Type the records out again in full, exactly.

Provided records start

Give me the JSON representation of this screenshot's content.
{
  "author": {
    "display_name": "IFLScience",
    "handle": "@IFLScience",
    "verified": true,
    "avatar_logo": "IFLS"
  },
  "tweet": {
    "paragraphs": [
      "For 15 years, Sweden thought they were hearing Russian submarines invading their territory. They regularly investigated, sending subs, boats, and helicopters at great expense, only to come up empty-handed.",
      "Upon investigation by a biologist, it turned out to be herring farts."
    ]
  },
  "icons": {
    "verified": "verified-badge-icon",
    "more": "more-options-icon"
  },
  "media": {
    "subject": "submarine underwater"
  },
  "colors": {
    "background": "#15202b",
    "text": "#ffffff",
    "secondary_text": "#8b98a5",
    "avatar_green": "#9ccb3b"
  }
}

Provided records end

_Correct result:_
Give me the JSON representation of this screenshot's content.
{
  "author": {
    "display_name": "IFLScience",
    "handle": "@IFLScience",
    "verified": true,
    "avatar_logo": "IFLS"
  },
  "tweet": {
    "paragraphs": [
      "For 15 years, Sweden thought they were hearing Russian submarines invading their territory. They regularly investigated, sending subs, boats, and helicopters at great expense, only to come up empty-handed.",
      "Upon investigation by a biologist, it turned out to be herring farts."
    ]
  },
  "icons": {
    "verified": "verified-badge-icon",
    "more": "more-options-icon"
  },
  "media": {
    "subject": "submarine underwater"
  },
  "colors": {
    "background": "#15202b",
    "text": "#ffffff",
    "secondary_text": "#8b98a5",
    "avatar_green": "#9ccb3b"
  }
}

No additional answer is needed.